Starting at the top of the entries and ending with the line that contains "heatmap-cell (1123, 639, 1150, 652)", write those lines out again, switching "heatmap-cell" to "grid-cell" and leaving everything else as it is.

_Source material:_
+++

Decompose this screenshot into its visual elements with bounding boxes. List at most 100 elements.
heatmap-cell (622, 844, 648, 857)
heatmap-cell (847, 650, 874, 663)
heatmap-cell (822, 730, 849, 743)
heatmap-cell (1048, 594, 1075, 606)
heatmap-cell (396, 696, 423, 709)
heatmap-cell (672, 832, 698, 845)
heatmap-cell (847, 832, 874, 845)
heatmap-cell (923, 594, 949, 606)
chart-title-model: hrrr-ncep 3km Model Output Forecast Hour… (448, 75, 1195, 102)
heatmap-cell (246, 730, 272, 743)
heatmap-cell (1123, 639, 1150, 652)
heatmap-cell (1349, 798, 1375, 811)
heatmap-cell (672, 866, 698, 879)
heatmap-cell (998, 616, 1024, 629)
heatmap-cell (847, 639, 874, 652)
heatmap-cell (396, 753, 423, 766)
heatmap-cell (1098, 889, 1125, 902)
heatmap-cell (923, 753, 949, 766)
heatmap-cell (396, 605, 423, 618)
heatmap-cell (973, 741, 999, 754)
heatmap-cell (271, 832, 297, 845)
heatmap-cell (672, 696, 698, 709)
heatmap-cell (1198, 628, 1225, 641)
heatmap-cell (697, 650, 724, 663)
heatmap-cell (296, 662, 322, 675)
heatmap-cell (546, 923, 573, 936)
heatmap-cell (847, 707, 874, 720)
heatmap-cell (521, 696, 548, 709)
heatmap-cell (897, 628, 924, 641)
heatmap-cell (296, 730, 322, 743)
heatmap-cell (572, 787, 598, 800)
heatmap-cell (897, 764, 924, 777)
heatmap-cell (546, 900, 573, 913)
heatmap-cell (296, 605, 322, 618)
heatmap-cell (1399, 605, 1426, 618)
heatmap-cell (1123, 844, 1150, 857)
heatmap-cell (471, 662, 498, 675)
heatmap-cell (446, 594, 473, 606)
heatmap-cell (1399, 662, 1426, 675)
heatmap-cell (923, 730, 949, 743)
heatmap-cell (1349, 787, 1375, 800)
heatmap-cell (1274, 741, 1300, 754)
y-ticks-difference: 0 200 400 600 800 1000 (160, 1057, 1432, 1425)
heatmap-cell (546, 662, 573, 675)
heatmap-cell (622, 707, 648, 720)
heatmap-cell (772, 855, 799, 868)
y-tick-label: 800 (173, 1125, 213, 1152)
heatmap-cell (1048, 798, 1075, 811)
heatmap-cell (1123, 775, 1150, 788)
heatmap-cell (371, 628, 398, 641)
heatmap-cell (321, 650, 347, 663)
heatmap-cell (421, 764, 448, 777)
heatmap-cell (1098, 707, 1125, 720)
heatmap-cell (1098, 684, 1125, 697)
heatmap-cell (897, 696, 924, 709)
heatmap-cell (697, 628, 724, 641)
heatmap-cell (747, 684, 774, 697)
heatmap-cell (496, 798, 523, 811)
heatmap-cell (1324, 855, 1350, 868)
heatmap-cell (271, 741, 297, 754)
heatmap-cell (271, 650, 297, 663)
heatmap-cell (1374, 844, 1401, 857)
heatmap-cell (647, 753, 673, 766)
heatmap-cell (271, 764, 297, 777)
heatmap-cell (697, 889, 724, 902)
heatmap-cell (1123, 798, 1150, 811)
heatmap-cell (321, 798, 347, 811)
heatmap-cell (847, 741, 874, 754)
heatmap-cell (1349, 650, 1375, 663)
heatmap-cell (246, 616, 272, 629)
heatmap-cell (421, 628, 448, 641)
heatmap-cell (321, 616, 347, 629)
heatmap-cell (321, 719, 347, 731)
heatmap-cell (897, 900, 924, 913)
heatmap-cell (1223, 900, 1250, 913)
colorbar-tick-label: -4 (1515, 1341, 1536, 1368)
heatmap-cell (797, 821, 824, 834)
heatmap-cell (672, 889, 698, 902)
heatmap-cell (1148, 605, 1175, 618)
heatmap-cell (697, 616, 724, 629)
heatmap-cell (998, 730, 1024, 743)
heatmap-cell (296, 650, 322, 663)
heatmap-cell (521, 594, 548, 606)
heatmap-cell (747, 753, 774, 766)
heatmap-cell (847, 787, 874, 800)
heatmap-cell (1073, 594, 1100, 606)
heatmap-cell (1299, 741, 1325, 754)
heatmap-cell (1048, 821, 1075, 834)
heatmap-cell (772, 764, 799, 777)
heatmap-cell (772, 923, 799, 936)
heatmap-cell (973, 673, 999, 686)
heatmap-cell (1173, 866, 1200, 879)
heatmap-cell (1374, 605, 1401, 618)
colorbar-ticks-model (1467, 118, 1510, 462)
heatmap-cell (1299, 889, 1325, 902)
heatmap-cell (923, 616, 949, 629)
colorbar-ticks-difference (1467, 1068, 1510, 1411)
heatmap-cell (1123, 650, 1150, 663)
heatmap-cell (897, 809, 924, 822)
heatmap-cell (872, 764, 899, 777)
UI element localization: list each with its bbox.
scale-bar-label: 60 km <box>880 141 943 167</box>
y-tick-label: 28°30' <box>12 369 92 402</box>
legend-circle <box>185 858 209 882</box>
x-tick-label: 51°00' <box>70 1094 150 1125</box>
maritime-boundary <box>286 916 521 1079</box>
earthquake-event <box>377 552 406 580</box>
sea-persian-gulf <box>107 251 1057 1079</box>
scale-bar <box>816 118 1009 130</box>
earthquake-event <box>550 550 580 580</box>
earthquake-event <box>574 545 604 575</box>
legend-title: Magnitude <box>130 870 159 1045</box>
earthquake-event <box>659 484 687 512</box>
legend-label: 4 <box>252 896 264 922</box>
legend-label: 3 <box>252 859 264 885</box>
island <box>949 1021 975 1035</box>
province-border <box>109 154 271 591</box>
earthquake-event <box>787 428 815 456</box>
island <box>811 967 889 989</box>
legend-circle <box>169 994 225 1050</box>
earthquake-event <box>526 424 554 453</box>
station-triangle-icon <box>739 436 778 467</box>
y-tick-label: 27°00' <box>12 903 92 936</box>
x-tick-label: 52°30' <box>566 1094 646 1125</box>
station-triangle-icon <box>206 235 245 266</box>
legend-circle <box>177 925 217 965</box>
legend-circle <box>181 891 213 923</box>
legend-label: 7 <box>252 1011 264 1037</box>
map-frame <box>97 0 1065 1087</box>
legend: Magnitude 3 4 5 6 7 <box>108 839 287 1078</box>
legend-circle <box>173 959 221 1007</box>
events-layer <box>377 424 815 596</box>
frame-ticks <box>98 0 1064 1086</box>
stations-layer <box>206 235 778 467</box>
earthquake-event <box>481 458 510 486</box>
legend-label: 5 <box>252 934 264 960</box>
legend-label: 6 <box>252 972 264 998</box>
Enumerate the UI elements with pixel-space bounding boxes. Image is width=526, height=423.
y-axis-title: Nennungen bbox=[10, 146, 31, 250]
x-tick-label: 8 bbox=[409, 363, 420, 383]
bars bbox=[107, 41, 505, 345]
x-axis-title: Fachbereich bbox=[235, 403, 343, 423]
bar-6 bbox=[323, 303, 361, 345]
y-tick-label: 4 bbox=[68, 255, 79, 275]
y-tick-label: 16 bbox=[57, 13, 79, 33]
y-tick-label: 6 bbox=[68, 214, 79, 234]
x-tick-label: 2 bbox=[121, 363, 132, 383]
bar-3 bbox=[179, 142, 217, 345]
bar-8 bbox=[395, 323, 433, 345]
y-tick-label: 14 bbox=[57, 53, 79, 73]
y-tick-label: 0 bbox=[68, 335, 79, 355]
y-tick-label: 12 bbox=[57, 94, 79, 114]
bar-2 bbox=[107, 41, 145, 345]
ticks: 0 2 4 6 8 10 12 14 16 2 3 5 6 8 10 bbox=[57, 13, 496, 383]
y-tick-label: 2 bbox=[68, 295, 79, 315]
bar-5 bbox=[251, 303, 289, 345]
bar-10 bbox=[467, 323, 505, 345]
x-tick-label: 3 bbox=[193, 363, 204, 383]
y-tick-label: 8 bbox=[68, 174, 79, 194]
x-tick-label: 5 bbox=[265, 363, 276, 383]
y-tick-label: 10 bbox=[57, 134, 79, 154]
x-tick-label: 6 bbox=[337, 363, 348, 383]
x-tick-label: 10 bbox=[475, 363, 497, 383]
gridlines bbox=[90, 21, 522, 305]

+++

_Output of the task:_
Decompose this screenshot into its visual elements with bounding boxes. List at most 100 elements.
grid-cell (622, 844, 648, 857)
grid-cell (847, 650, 874, 663)
grid-cell (822, 730, 849, 743)
grid-cell (1048, 594, 1075, 606)
grid-cell (396, 696, 423, 709)
grid-cell (672, 832, 698, 845)
grid-cell (847, 832, 874, 845)
grid-cell (923, 594, 949, 606)
chart-title-model: hrrr-ncep 3km Model Output Forecast Hour… (448, 75, 1195, 102)
grid-cell (246, 730, 272, 743)
grid-cell (1123, 639, 1150, 652)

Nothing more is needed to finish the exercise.